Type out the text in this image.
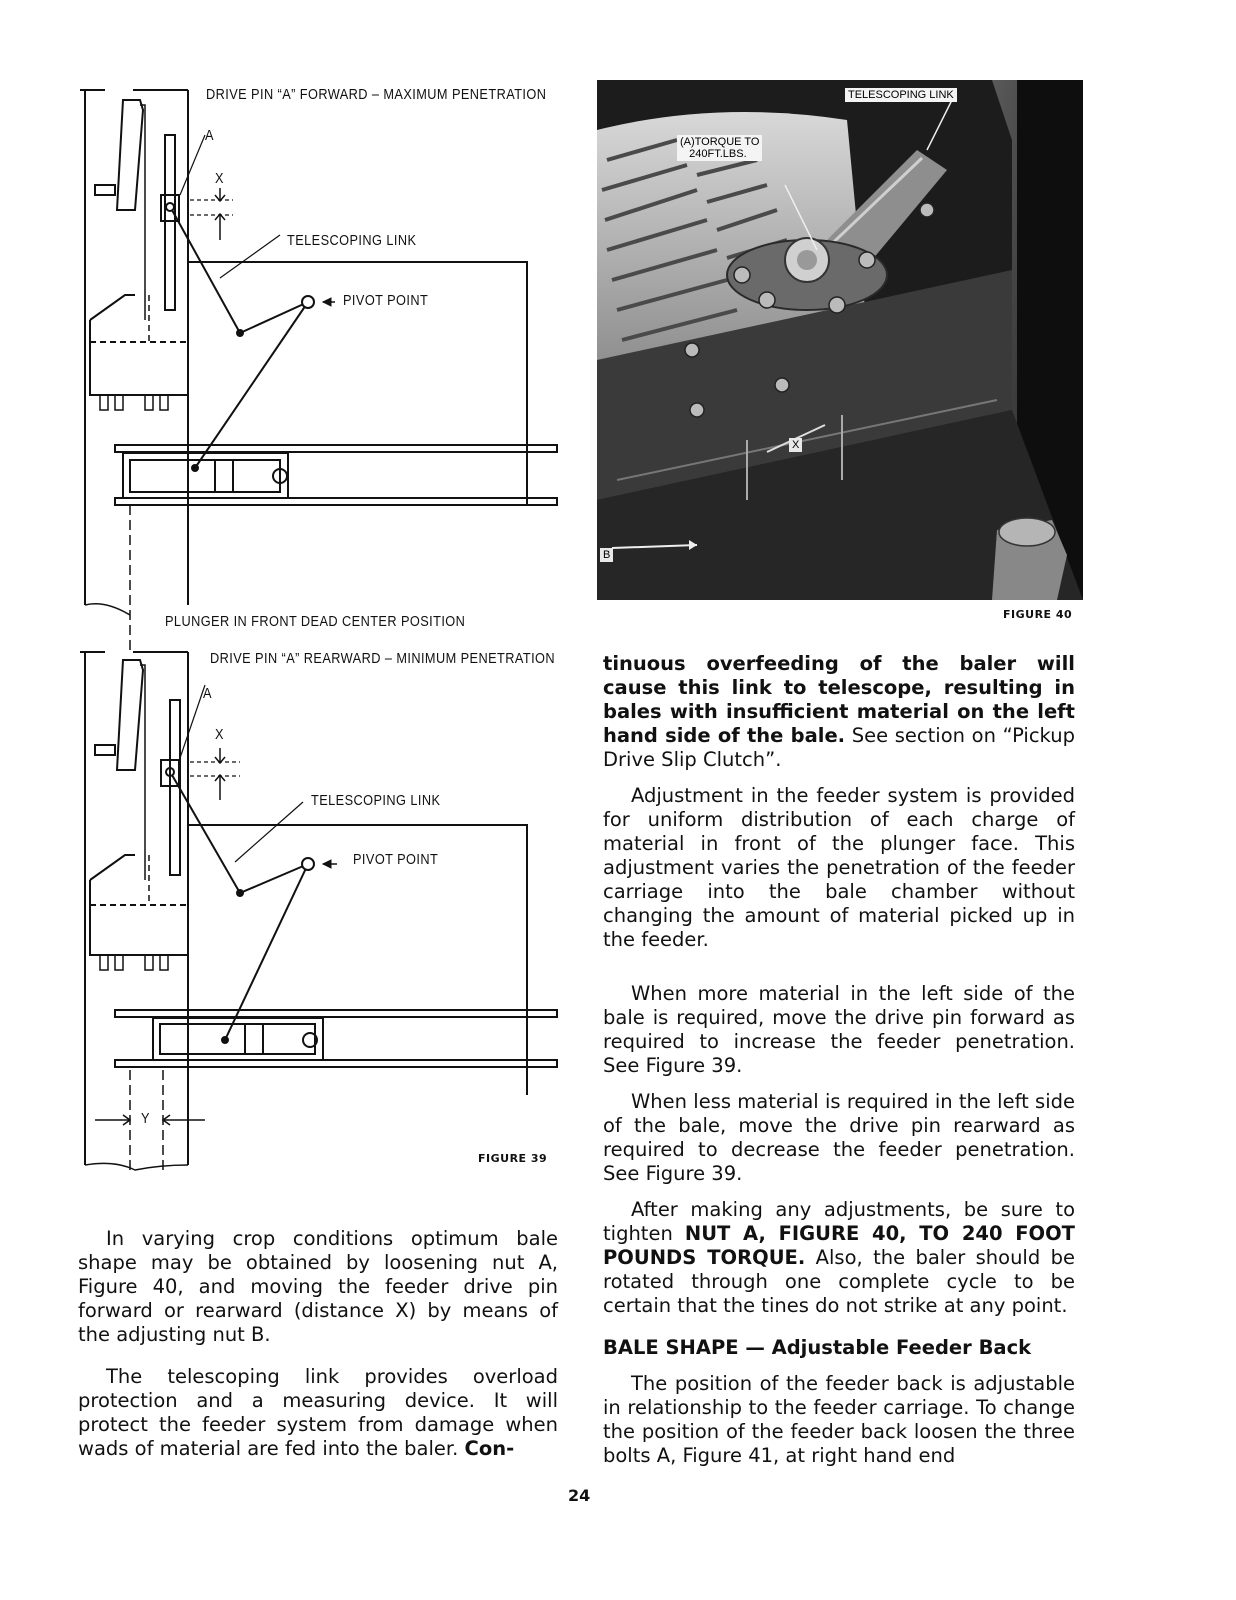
DRIVE PIN “A” FORWARD – MAXIMUM PENETRATION
A
X
TELESCOPING LINK
PIVOT POINT
PLUNGER IN FRONT DEAD CENTER POSITION
DRIVE PIN “A” REARWARD – MINIMUM PENETRATION
A
X
TELESCOPING LINK
PIVOT POINT
Y
FIGURE 39
TELESCOPING LINK
(A)TORQUE TO
240FT.LBS.
X
B
FIGURE 40

In varying crop conditions optimum bale shape may be obtained by loosening nut A, Figure 40, and moving the feeder drive pin forward or rearward (distance X) by means of the adjusting nut B.

The telescoping link provides overload protection and a measuring device. It will protect the feeder system from damage when wads of material are fed into the baler. Con-

tinuous overfeeding of the baler will cause this link to telescope, resulting in bales with insufficient material on the left hand side of the bale. See section on “Pickup Drive Slip Clutch”.

Adjustment in the feeder system is provided for uniform distribution of each charge of material in front of the plunger face. This adjustment varies the penetration of the feeder carriage into the bale chamber without changing the amount of material picked up in the feeder.

When more material in the left side of the bale is required, move the drive pin forward as required to increase the feeder penetration. See Figure 39.

When less material is required in the left side of the bale, move the drive pin rearward as required to decrease the feeder penetration. See Figure 39.

After making any adjustments, be sure to tighten NUT A, FIGURE 40, TO 240 FOOT POUNDS TORQUE. Also, the baler should be rotated through one complete cycle to be certain that the tines do not strike at any point.

BALE SHAPE — Adjustable Feeder Back

The position of the feeder back is adjustable in relationship to the feeder carriage. To change the position of the feeder back loosen the three bolts A, Figure 41, at right hand end

24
§
Skip the pictures and print each record exactly as it stands.

WORKED ANSWER:
Type out the text in this image.
DRIVE PIN “A” FORWARD – MAXIMUM PENETRATION
A
X
TELESCOPING LINK
PIVOT POINT
PLUNGER IN FRONT DEAD CENTER POSITION
DRIVE PIN “A” REARWARD – MINIMUM PENETRATION
A
X
TELESCOPING LINK
PIVOT POINT
Y
FIGURE 39
TELESCOPING LINK
(A)TORQUE TO
240FT.LBS.
X
B
FIGURE 40

In varying crop conditions optimum bale shape may be obtained by loosening nut A, Figure 40, and moving the feeder drive pin forward or rearward (distance X) by means of the adjusting nut B.

The telescoping link provides overload protection and a measuring device. It will protect the feeder system from damage when wads of material are fed into the baler. Con-

tinuous overfeeding of the baler will cause this link to telescope, resulting in bales with insufficient material on the left hand side of the bale. See section on “Pickup Drive Slip Clutch”.

Adjustment in the feeder system is provided for uniform distribution of each charge of material in front of the plunger face. This adjustment varies the penetration of the feeder carriage into the bale chamber without changing the amount of material picked up in the feeder.

When more material in the left side of the bale is required, move the drive pin forward as required to increase the feeder penetration. See Figure 39.

When less material is required in the left side of the bale, move the drive pin rearward as required to decrease the feeder penetration. See Figure 39.

After making any adjustments, be sure to tighten NUT A, FIGURE 40, TO 240 FOOT POUNDS TORQUE. Also, the baler should be rotated through one complete cycle to be certain that the tines do not strike at any point.

BALE SHAPE — Adjustable Feeder Back

The position of the feeder back is adjustable in relationship to the feeder carriage. To change the position of the feeder back loosen the three bolts A, Figure 41, at right hand end

24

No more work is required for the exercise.